*Instructions to follow*
Rewrite the records below, replacing every "text-line" with "line" and keeping everything else the same.

(Excerpt from a dataset)
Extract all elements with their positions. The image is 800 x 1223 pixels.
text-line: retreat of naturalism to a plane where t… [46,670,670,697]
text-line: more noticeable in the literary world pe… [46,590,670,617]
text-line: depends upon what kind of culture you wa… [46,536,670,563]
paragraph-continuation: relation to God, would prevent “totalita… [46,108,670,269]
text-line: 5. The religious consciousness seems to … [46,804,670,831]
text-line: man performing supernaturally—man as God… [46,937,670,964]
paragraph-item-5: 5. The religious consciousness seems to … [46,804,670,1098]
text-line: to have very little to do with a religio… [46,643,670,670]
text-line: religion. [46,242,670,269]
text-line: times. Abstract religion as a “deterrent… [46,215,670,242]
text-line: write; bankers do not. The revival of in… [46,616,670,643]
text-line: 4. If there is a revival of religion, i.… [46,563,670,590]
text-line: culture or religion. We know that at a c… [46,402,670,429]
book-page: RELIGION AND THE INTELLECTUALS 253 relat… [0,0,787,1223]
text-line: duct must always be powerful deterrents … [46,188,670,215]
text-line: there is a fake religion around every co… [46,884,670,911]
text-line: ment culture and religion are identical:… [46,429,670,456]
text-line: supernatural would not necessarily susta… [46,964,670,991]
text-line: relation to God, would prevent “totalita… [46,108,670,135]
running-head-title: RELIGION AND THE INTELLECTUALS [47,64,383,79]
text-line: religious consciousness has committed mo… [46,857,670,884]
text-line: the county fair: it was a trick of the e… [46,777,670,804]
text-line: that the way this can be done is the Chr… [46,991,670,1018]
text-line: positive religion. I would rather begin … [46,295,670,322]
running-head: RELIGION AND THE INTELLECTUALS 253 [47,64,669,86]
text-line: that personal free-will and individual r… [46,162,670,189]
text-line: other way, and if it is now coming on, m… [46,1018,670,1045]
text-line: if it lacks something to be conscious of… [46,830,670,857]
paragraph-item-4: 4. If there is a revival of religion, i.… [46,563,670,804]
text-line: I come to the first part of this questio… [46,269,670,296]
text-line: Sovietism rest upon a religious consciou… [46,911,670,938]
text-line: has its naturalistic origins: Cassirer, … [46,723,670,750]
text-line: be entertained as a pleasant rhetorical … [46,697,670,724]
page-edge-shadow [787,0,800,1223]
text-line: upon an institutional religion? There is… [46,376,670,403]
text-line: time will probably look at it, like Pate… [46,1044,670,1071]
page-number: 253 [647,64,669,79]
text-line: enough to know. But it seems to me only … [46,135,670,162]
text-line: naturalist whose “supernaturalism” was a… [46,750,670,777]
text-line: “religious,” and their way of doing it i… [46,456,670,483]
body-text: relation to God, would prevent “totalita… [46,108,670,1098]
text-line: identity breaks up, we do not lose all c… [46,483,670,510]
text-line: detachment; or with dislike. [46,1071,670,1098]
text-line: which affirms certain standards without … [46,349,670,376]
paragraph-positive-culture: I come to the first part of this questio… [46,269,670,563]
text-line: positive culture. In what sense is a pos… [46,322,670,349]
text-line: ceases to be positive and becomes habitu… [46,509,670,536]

*Full answer*
Extract all elements with their positions. The image is 800 x 1223 pixels.
line: retreat of naturalism to a plane where t… [46,670,670,697]
line: more noticeable in the literary world pe… [46,590,670,617]
line: depends upon what kind of culture you wa… [46,536,670,563]
paragraph-continuation: relation to God, would prevent “totalita… [46,108,670,269]
line: 5. The religious consciousness seems to … [46,804,670,831]
line: man performing supernaturally—man as God… [46,937,670,964]
paragraph-item-5: 5. The religious consciousness seems to … [46,804,670,1098]
line: to have very little to do with a religio… [46,643,670,670]
line: religion. [46,242,670,269]
line: times. Abstract religion as a “deterrent… [46,215,670,242]
line: write; bankers do not. The revival of in… [46,616,670,643]
line: 4. If there is a revival of religion, i.… [46,563,670,590]
line: culture or religion. We know that at a c… [46,402,670,429]
book-page: RELIGION AND THE INTELLECTUALS 253 relat… [0,0,787,1223]
line: duct must always be powerful deterrents … [46,188,670,215]
line: there is a fake religion around every co… [46,884,670,911]
line: ment culture and religion are identical:… [46,429,670,456]
line: supernatural would not necessarily susta… [46,964,670,991]
line: relation to God, would prevent “totalita… [46,108,670,135]
running-head-title: RELIGION AND THE INTELLECTUALS [47,64,383,79]
line: religious consciousness has committed mo… [46,857,670,884]
line: the county fair: it was a trick of the e… [46,777,670,804]
line: that the way this can be done is the Chr… [46,991,670,1018]
line: positive religion. I would rather begin … [46,295,670,322]
running-head: RELIGION AND THE INTELLECTUALS 253 [47,64,669,86]
line: that personal free-will and individual r… [46,162,670,189]
line: other way, and if it is now coming on, m… [46,1018,670,1045]
line: if it lacks something to be conscious of… [46,830,670,857]
paragraph-item-4: 4. If there is a revival of religion, i.… [46,563,670,804]
line: I come to the first part of this questio… [46,269,670,296]
line: Sovietism rest upon a religious consciou… [46,911,670,938]
line: has its naturalistic origins: Cassirer, … [46,723,670,750]
line: be entertained as a pleasant rhetorical … [46,697,670,724]
page-edge-shadow [787,0,800,1223]
line: upon an institutional religion? There is… [46,376,670,403]
line: time will probably look at it, like Pate… [46,1044,670,1071]
page-number: 253 [647,64,669,79]
line: enough to know. But it seems to me only … [46,135,670,162]
line: naturalist whose “supernaturalism” was a… [46,750,670,777]
line: “religious,” and their way of doing it i… [46,456,670,483]
body-text: relation to God, would prevent “totalita… [46,108,670,1098]
line: identity breaks up, we do not lose all c… [46,483,670,510]
line: detachment; or with dislike. [46,1071,670,1098]
line: which affirms certain standards without … [46,349,670,376]
paragraph-positive-culture: I come to the first part of this questio… [46,269,670,563]
line: positive culture. In what sense is a pos… [46,322,670,349]
line: ceases to be positive and becomes habitu… [46,509,670,536]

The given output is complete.